WORK REQUIRED: Copy out lines with the word "LENS" from the material that follows.

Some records
begin
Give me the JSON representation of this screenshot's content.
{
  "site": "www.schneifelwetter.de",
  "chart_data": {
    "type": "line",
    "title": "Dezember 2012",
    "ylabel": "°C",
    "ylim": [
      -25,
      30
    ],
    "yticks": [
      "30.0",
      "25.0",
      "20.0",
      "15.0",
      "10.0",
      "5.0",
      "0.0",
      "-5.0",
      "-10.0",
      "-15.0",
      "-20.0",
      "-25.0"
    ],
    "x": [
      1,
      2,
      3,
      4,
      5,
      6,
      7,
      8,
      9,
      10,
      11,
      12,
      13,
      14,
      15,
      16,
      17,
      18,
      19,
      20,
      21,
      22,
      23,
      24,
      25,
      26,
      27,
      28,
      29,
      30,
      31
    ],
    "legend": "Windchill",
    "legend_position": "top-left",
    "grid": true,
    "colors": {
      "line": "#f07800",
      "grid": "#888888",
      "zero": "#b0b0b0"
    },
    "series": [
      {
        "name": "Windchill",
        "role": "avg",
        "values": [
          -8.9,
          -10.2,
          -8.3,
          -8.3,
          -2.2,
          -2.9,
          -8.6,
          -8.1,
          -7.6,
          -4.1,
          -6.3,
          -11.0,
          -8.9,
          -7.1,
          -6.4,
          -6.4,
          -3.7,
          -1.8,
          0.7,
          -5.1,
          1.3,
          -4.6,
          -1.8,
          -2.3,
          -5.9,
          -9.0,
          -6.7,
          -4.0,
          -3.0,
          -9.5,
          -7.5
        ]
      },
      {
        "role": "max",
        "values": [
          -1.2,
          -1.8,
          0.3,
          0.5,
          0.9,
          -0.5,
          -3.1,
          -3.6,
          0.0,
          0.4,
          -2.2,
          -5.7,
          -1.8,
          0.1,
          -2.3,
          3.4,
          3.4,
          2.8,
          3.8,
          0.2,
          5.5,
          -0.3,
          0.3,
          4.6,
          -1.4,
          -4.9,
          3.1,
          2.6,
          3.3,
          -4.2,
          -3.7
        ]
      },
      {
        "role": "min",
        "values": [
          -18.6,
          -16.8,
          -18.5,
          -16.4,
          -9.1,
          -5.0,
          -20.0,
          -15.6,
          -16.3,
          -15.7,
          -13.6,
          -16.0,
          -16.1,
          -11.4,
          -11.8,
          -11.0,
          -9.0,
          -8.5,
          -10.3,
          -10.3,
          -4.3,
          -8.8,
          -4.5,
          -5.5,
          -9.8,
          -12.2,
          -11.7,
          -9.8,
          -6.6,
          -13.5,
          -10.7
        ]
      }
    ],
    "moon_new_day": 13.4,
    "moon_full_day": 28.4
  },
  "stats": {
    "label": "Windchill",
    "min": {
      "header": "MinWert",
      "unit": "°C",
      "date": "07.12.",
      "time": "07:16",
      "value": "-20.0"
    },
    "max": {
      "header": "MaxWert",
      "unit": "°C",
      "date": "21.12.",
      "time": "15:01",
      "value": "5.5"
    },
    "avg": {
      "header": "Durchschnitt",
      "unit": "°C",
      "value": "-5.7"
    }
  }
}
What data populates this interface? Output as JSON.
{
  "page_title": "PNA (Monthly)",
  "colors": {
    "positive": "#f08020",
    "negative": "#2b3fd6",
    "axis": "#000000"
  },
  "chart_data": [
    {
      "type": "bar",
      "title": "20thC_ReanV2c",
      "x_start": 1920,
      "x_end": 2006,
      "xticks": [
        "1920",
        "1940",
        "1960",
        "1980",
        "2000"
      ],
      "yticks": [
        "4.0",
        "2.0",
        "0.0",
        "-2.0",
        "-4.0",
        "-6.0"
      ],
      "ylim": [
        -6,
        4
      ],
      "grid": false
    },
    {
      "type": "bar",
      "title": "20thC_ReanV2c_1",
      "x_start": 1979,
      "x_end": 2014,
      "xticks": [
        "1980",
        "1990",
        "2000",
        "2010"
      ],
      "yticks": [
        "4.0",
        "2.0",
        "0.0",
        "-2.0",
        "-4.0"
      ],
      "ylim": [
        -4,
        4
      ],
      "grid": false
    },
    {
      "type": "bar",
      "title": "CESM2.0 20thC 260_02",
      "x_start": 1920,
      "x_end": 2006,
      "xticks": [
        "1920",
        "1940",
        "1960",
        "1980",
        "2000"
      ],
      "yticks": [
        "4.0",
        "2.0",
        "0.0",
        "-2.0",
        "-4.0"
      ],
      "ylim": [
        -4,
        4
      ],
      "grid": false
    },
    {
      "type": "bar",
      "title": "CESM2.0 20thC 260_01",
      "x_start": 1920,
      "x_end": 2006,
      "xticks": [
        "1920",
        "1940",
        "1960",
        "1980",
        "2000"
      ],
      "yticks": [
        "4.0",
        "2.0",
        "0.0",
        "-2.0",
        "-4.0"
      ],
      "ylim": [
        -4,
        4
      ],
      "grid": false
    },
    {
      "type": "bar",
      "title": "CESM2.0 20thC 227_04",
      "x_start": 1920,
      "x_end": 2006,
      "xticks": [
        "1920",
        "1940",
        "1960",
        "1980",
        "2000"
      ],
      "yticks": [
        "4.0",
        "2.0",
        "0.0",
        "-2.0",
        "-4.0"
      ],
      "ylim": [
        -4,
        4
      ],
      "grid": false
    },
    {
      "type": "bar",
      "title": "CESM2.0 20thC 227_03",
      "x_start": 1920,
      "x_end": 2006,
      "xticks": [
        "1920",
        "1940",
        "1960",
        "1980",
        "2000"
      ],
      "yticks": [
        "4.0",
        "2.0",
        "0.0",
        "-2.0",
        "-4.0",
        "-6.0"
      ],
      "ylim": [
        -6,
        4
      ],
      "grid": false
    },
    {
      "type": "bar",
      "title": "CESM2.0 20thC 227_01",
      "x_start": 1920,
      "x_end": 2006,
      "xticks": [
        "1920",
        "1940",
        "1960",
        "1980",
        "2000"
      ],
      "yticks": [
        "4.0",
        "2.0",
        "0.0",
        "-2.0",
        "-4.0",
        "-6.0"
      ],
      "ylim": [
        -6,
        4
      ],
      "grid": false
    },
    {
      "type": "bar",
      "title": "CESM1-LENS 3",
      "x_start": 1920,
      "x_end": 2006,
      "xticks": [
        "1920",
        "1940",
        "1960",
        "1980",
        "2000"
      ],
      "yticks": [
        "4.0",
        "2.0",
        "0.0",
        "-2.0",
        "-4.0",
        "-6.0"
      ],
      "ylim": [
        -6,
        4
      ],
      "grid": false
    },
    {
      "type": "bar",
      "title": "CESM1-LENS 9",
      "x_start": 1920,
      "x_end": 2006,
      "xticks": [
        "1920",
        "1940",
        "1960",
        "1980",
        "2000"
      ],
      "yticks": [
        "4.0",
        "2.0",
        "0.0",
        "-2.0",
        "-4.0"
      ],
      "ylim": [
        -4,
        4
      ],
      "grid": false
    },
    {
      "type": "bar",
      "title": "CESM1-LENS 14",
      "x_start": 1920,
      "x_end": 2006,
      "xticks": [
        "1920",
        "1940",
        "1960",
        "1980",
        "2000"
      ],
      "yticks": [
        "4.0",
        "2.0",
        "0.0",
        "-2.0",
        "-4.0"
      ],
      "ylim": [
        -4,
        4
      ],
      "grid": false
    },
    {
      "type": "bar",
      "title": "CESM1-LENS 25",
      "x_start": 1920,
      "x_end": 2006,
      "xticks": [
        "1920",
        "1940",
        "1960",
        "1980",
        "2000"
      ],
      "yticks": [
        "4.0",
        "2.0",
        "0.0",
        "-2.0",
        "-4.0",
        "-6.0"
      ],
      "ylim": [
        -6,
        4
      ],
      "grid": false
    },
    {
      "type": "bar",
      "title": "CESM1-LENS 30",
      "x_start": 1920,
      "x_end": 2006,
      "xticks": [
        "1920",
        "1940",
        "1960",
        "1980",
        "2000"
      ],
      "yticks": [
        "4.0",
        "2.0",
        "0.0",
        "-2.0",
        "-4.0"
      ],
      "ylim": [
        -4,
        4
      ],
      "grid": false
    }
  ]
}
end
EXERCISE SOLUTION:
      "title": "CESM1-LENS 3",
      "title": "CESM1-LENS 9",
      "title": "CESM1-LENS 14",
      "title": "CESM1-LENS 25",
      "title": "CESM1-LENS 30",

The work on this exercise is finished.